TASK TO CARRY OUT >> Output each line of the material exactly as it stands.

--- GIVEN ENTRIES ---

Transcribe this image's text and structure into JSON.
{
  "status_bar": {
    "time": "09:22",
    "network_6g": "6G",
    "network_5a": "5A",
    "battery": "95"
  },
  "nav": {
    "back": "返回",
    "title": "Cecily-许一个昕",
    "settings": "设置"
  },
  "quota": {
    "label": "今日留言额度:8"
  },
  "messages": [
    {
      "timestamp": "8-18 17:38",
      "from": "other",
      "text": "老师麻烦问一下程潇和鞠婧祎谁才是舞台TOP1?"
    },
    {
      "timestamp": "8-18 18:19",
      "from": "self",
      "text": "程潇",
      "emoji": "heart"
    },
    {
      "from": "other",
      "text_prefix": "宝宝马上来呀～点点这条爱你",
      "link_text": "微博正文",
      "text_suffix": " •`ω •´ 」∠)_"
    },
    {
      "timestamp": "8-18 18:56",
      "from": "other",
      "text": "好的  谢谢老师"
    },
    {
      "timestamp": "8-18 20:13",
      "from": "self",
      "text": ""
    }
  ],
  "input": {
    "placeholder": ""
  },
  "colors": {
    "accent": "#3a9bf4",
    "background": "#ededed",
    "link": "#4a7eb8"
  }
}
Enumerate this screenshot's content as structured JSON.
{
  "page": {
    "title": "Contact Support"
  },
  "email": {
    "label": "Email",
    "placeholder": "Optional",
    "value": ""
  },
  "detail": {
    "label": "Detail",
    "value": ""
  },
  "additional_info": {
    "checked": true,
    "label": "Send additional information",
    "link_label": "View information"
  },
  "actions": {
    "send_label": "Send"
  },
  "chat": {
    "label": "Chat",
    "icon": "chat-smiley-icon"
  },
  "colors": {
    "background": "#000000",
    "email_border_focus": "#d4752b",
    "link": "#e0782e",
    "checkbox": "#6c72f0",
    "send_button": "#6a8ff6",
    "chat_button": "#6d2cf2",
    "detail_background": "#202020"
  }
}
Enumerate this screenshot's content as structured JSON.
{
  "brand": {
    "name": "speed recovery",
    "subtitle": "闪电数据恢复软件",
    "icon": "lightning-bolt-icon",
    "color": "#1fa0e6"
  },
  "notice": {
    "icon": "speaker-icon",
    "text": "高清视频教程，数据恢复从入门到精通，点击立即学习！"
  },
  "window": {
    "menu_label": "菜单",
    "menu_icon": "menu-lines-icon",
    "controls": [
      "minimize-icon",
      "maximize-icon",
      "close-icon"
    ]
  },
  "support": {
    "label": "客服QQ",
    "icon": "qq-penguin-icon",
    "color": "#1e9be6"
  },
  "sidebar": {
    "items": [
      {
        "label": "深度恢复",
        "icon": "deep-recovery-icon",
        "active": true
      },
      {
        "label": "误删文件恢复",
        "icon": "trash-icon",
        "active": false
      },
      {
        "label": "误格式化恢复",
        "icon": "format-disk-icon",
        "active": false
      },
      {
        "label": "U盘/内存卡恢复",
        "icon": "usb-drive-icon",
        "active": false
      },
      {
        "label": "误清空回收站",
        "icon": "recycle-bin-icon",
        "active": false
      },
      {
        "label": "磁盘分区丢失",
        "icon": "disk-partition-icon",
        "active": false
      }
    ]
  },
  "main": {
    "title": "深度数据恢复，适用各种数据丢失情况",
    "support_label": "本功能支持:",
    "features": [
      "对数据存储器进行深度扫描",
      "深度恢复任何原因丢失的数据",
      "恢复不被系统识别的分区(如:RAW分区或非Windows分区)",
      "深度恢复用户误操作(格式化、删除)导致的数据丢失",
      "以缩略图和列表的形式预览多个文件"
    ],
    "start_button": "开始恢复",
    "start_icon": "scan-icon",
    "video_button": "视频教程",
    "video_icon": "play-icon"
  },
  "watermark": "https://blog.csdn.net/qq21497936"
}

---

TASK RESULT >>
Transcribe this image's text and structure into JSON.
{
  "status_bar": {
    "time": "09:22",
    "network_6g": "6G",
    "network_5a": "5A",
    "battery": "95"
  },
  "nav": {
    "back": "返回",
    "title": "Cecily-许一个昕",
    "settings": "设置"
  },
  "quota": {
    "label": "今日留言额度:8"
  },
  "messages": [
    {
      "timestamp": "8-18 17:38",
      "from": "other",
      "text": "老师麻烦问一下程潇和鞠婧祎谁才是舞台TOP1?"
    },
    {
      "timestamp": "8-18 18:19",
      "from": "self",
      "text": "程潇",
      "emoji": "heart"
    },
    {
      "from": "other",
      "text_prefix": "宝宝马上来呀～点点这条爱你",
      "link_text": "微博正文",
      "text_suffix": " •`ω •´ 」∠)_"
    },
    {
      "timestamp": "8-18 18:56",
      "from": "other",
      "text": "好的  谢谢老师"
    },
    {
      "timestamp": "8-18 20:13",
      "from": "self",
      "text": ""
    }
  ],
  "input": {
    "placeholder": ""
  },
  "colors": {
    "accent": "#3a9bf4",
    "background": "#ededed",
    "link": "#4a7eb8"
  }
}
Enumerate this screenshot's content as structured JSON.
{
  "page": {
    "title": "Contact Support"
  },
  "email": {
    "label": "Email",
    "placeholder": "Optional",
    "value": ""
  },
  "detail": {
    "label": "Detail",
    "value": ""
  },
  "additional_info": {
    "checked": true,
    "label": "Send additional information",
    "link_label": "View information"
  },
  "actions": {
    "send_label": "Send"
  },
  "chat": {
    "label": "Chat",
    "icon": "chat-smiley-icon"
  },
  "colors": {
    "background": "#000000",
    "email_border_focus": "#d4752b",
    "link": "#e0782e",
    "checkbox": "#6c72f0",
    "send_button": "#6a8ff6",
    "chat_button": "#6d2cf2",
    "detail_background": "#202020"
  }
}
Enumerate this screenshot's content as structured JSON.
{
  "brand": {
    "name": "speed recovery",
    "subtitle": "闪电数据恢复软件",
    "icon": "lightning-bolt-icon",
    "color": "#1fa0e6"
  },
  "notice": {
    "icon": "speaker-icon",
    "text": "高清视频教程，数据恢复从入门到精通，点击立即学习！"
  },
  "window": {
    "menu_label": "菜单",
    "menu_icon": "menu-lines-icon",
    "controls": [
      "minimize-icon",
      "maximize-icon",
      "close-icon"
    ]
  },
  "support": {
    "label": "客服QQ",
    "icon": "qq-penguin-icon",
    "color": "#1e9be6"
  },
  "sidebar": {
    "items": [
      {
        "label": "深度恢复",
        "icon": "deep-recovery-icon",
        "active": true
      },
      {
        "label": "误删文件恢复",
        "icon": "trash-icon",
        "active": false
      },
      {
        "label": "误格式化恢复",
        "icon": "format-disk-icon",
        "active": false
      },
      {
        "label": "U盘/内存卡恢复",
        "icon": "usb-drive-icon",
        "active": false
      },
      {
        "label": "误清空回收站",
        "icon": "recycle-bin-icon",
        "active": false
      },
      {
        "label": "磁盘分区丢失",
        "icon": "disk-partition-icon",
        "active": false
      }
    ]
  },
  "main": {
    "title": "深度数据恢复，适用各种数据丢失情况",
    "support_label": "本功能支持:",
    "features": [
      "对数据存储器进行深度扫描",
      "深度恢复任何原因丢失的数据",
      "恢复不被系统识别的分区(如:RAW分区或非Windows分区)",
      "深度恢复用户误操作(格式化、删除)导致的数据丢失",
      "以缩略图和列表的形式预览多个文件"
    ],
    "start_button": "开始恢复",
    "start_icon": "scan-icon",
    "video_button": "视频教程",
    "video_icon": "play-icon"
  },
  "watermark": "https://blog.csdn.net/qq21497936"
}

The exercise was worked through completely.